- Written task -
Copy out all lines with the word "this" in them.
** start of Given entries **
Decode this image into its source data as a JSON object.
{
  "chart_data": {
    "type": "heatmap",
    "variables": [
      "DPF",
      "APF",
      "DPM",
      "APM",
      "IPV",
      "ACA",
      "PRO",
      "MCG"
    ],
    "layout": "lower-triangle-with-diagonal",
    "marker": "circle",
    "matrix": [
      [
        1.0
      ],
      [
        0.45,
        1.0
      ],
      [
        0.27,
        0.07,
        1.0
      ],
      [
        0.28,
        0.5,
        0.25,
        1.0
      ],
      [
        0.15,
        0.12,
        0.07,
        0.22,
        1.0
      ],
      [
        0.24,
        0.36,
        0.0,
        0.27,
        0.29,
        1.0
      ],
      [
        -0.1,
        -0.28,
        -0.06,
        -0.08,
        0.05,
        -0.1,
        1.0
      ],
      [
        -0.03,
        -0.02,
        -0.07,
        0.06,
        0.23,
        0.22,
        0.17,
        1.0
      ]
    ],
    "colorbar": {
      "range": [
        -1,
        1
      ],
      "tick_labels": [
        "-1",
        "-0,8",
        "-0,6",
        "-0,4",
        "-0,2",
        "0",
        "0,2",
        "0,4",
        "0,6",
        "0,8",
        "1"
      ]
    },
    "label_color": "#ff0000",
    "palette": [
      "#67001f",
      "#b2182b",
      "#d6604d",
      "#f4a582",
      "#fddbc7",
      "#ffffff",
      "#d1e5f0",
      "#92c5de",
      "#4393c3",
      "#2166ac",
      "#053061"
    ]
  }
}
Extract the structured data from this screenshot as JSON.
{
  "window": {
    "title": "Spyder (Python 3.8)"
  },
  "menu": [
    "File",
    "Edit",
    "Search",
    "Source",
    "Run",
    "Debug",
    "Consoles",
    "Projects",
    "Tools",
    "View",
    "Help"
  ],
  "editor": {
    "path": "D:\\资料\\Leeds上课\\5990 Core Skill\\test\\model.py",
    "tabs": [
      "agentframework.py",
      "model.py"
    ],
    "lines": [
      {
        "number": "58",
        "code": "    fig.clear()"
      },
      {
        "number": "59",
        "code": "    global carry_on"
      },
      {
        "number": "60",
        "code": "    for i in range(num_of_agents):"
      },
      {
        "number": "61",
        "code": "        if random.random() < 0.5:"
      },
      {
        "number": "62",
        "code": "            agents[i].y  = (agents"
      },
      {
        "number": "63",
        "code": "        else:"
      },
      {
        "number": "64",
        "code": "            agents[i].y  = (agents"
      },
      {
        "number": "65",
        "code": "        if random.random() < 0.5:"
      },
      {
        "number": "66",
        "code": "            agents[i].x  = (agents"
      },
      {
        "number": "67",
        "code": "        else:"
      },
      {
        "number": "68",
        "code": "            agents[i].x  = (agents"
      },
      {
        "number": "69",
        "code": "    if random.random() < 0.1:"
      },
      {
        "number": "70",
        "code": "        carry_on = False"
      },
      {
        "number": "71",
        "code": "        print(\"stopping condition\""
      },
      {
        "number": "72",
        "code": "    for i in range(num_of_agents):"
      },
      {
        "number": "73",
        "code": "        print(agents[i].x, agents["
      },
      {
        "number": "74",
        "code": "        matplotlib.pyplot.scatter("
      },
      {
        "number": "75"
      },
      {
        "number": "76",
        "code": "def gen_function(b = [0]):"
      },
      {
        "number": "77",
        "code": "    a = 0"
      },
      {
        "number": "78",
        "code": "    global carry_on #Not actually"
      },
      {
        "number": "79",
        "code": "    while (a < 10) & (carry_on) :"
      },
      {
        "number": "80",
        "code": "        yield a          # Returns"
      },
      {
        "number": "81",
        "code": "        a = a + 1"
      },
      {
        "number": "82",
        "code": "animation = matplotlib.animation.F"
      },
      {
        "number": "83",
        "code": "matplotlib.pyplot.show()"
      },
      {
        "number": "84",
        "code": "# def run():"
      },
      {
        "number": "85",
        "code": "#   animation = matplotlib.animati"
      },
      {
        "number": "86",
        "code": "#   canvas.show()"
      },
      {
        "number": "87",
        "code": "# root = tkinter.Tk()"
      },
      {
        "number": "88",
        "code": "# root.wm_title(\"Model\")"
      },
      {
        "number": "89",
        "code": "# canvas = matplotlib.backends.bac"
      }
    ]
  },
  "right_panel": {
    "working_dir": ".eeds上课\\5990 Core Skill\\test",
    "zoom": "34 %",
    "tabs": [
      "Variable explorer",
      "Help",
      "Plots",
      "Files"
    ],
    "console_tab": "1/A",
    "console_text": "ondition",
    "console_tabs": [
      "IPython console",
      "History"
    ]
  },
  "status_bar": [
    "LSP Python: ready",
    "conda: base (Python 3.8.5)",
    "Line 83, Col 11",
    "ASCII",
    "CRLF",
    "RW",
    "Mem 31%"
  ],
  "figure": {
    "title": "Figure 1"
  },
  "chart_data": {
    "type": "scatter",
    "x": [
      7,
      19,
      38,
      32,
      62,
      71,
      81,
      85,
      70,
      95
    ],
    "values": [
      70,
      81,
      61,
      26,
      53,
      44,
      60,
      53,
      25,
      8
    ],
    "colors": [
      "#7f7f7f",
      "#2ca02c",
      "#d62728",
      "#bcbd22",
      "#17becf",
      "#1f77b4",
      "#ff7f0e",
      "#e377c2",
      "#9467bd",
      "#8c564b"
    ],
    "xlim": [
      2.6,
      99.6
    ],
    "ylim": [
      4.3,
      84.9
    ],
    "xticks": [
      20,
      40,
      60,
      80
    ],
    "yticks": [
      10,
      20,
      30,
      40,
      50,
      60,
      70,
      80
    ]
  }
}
** end of Given entries **
- Solution to the problem -
Decode this image into its source data as a JSON object.
Extract the structured data from this screenshot as JSON.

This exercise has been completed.